• **Stated goal**
Scan the data that follows and count the lines with the string "теперь"; answer with the count alone.

• **Dataset**
● ● ● ● ● ● ●

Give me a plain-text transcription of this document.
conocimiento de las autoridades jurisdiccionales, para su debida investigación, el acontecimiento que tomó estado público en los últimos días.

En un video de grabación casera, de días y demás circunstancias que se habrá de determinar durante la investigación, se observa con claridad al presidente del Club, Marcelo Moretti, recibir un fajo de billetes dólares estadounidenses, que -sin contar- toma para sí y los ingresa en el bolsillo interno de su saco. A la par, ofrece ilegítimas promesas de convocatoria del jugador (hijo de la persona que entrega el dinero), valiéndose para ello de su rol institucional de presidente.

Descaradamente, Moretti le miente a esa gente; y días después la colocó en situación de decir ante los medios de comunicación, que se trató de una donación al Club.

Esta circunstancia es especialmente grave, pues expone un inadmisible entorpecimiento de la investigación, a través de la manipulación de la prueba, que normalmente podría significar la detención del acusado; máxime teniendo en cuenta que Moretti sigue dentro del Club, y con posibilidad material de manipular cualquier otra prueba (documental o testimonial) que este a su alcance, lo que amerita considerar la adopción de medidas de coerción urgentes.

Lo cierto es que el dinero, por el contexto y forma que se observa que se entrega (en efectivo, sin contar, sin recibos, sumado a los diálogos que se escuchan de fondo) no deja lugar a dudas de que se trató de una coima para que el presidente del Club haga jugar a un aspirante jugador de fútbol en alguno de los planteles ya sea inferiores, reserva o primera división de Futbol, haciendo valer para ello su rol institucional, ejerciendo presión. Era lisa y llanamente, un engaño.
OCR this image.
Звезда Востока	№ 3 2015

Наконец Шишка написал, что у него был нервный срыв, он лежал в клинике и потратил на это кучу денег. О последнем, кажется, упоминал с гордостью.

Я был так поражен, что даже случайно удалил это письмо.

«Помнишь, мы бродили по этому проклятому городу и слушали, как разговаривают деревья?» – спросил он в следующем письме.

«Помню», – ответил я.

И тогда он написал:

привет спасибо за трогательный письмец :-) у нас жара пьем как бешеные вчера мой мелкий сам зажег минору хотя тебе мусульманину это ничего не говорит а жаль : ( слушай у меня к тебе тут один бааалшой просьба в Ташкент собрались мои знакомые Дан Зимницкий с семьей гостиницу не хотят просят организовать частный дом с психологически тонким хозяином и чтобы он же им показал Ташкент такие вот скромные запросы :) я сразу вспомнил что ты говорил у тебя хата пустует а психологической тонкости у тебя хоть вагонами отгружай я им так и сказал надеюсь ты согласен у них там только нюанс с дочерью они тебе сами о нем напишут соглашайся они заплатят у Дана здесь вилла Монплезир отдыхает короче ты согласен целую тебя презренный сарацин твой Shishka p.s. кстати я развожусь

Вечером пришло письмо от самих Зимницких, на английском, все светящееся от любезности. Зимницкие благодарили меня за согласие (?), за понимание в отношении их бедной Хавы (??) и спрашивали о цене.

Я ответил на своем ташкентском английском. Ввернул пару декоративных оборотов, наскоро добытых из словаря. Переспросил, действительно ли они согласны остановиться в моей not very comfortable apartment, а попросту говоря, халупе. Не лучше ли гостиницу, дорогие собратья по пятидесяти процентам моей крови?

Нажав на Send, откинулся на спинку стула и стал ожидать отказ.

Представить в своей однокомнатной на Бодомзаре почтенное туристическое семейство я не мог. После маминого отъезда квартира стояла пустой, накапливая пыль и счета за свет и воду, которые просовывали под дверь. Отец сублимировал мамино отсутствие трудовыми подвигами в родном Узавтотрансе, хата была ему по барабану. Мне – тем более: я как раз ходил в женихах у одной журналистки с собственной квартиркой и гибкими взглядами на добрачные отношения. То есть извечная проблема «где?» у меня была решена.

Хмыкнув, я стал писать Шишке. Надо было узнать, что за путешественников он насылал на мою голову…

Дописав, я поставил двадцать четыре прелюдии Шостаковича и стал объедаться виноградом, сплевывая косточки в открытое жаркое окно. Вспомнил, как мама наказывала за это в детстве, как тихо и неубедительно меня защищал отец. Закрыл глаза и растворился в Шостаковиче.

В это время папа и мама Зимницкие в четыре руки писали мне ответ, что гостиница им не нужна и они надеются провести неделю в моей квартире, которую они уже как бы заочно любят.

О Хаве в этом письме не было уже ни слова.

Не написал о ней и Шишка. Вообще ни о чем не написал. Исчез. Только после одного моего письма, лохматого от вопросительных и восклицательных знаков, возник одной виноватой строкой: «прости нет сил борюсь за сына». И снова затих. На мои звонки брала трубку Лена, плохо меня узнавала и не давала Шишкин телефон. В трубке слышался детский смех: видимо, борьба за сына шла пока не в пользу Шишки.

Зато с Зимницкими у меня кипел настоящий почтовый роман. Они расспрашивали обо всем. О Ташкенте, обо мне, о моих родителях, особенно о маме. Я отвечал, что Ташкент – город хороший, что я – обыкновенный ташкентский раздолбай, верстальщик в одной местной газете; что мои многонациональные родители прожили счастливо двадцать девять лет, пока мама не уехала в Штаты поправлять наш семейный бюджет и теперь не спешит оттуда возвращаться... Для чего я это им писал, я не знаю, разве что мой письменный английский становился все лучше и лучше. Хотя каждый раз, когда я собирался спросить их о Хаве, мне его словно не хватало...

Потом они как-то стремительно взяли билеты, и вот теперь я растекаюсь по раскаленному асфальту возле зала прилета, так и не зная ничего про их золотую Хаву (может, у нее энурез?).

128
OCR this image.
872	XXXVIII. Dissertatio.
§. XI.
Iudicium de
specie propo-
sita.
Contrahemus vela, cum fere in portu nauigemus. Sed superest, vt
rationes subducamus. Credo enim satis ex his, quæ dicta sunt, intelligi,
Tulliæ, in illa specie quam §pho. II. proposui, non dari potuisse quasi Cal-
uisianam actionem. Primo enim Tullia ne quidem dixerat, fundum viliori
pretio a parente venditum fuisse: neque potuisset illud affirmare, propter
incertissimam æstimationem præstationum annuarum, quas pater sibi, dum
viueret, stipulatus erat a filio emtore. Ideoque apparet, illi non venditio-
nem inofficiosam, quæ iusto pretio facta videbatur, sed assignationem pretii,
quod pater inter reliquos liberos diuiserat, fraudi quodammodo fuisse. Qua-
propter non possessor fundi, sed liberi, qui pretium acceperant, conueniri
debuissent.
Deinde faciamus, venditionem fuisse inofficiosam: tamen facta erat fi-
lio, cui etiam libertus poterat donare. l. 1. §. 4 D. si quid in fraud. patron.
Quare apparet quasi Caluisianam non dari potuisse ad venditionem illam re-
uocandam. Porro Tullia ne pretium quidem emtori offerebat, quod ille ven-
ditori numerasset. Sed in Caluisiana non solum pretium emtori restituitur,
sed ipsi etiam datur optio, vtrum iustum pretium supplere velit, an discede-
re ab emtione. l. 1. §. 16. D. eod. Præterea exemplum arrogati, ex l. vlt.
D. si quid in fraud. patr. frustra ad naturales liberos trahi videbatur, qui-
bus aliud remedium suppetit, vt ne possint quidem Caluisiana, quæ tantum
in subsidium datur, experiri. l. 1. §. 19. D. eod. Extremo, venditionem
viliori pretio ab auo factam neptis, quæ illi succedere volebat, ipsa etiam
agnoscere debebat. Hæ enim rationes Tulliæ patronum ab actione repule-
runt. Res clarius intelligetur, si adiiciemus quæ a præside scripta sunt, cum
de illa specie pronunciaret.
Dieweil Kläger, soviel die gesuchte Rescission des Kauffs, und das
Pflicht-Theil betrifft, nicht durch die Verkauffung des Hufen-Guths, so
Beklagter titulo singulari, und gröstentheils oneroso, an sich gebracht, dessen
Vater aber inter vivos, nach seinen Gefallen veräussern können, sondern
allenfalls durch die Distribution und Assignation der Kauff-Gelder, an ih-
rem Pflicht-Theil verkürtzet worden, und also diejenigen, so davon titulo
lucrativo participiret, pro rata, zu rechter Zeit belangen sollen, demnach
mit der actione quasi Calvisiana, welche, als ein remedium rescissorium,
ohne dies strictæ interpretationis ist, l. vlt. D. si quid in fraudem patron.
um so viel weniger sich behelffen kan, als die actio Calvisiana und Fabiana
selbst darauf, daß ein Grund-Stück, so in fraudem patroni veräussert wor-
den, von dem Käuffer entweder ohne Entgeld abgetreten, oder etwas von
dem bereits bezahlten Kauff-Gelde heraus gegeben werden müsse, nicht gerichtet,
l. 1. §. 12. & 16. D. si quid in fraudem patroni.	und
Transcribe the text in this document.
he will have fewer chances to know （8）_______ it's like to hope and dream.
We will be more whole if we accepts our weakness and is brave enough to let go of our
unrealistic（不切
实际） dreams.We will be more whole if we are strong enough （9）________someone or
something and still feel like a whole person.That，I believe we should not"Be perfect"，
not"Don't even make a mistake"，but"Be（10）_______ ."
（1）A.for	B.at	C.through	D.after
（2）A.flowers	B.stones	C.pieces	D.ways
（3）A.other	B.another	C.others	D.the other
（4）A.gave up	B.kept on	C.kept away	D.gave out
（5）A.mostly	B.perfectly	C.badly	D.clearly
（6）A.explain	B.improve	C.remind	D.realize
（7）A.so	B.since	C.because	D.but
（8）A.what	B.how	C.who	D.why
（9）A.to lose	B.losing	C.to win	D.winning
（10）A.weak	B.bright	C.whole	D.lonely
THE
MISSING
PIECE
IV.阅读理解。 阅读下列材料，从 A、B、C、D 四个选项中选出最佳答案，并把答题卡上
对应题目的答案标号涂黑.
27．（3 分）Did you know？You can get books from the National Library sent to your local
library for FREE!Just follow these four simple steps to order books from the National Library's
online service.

● ● ● ● ● ● ●

• **Result for this exercise**
2